== EXTRACTED DATA ==
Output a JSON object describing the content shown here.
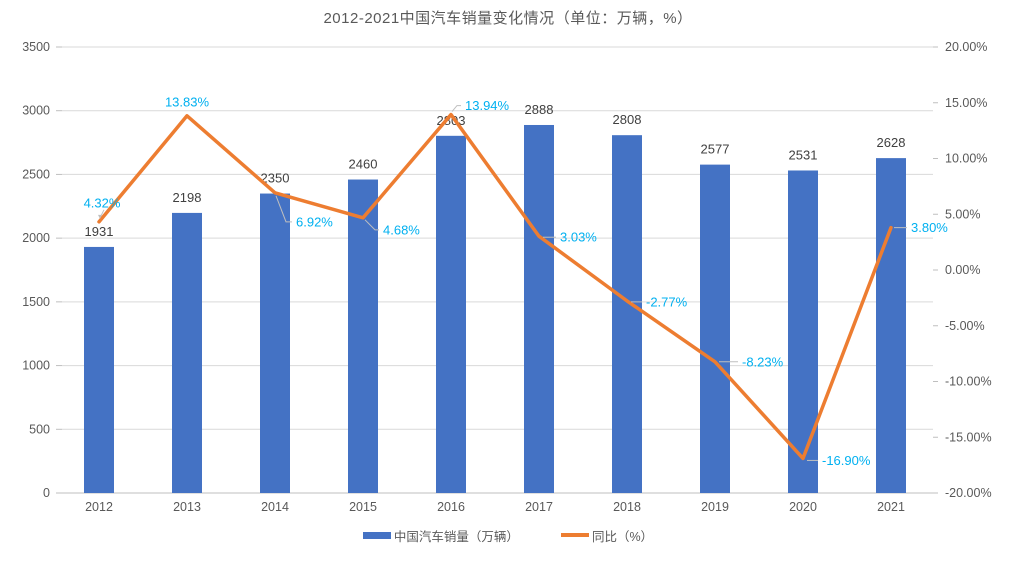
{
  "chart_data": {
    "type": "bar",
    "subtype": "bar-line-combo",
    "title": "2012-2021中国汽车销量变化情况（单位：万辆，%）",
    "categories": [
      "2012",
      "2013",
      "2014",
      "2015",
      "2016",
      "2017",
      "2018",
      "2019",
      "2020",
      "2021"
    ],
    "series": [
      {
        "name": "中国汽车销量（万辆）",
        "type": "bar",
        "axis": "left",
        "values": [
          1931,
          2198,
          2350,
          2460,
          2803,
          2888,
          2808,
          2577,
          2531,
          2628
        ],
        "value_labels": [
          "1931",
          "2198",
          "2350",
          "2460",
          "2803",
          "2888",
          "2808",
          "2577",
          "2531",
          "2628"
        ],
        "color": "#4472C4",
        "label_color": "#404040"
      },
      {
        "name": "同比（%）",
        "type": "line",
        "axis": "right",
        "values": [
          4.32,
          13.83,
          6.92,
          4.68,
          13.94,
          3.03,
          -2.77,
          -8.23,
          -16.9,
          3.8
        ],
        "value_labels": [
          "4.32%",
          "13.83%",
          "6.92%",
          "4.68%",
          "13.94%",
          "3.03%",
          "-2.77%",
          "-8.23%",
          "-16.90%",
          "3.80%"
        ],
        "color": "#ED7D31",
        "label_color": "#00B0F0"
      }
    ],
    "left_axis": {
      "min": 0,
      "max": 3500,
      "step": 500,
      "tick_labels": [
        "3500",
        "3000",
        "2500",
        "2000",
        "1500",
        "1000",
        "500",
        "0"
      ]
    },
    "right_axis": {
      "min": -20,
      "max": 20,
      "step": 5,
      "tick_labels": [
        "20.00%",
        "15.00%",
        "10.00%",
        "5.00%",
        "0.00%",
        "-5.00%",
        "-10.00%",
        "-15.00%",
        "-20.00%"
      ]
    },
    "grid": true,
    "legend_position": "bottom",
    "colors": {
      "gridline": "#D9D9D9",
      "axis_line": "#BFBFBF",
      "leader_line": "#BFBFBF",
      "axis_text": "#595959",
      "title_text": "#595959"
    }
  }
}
===
▶ _PROBLEM DESCRIPTION_: Repeat the material above word for word, please, apart from its images.

▶ _RESULT_:
Output a JSON object describing the content shown here.
{
  "chart_data": {
    "type": "bar",
    "subtype": "bar-line-combo",
    "title": "2012-2021中国汽车销量变化情况（单位：万辆，%）",
    "categories": [
      "2012",
      "2013",
      "2014",
      "2015",
      "2016",
      "2017",
      "2018",
      "2019",
      "2020",
      "2021"
    ],
    "series": [
      {
        "name": "中国汽车销量（万辆）",
        "type": "bar",
        "axis": "left",
        "values": [
          1931,
          2198,
          2350,
          2460,
          2803,
          2888,
          2808,
          2577,
          2531,
          2628
        ],
        "value_labels": [
          "1931",
          "2198",
          "2350",
          "2460",
          "2803",
          "2888",
          "2808",
          "2577",
          "2531",
          "2628"
        ],
        "color": "#4472C4",
        "label_color": "#404040"
      },
      {
        "name": "同比（%）",
        "type": "line",
        "axis": "right",
        "values": [
          4.32,
          13.83,
          6.92,
          4.68,
          13.94,
          3.03,
          -2.77,
          -8.23,
          -16.9,
          3.8
        ],
        "value_labels": [
          "4.32%",
          "13.83%",
          "6.92%",
          "4.68%",
          "13.94%",
          "3.03%",
          "-2.77%",
          "-8.23%",
          "-16.90%",
          "3.80%"
        ],
        "color": "#ED7D31",
        "label_color": "#00B0F0"
      }
    ],
    "left_axis": {
      "min": 0,
      "max": 3500,
      "step": 500,
      "tick_labels": [
        "3500",
        "3000",
        "2500",
        "2000",
        "1500",
        "1000",
        "500",
        "0"
      ]
    },
    "right_axis": {
      "min": -20,
      "max": 20,
      "step": 5,
      "tick_labels": [
        "20.00%",
        "15.00%",
        "10.00%",
        "5.00%",
        "0.00%",
        "-5.00%",
        "-10.00%",
        "-15.00%",
        "-20.00%"
      ]
    },
    "grid": true,
    "legend_position": "bottom",
    "colors": {
      "gridline": "#D9D9D9",
      "axis_line": "#BFBFBF",
      "leader_line": "#BFBFBF",
      "axis_text": "#595959",
      "title_text": "#595959"
    }
  }
}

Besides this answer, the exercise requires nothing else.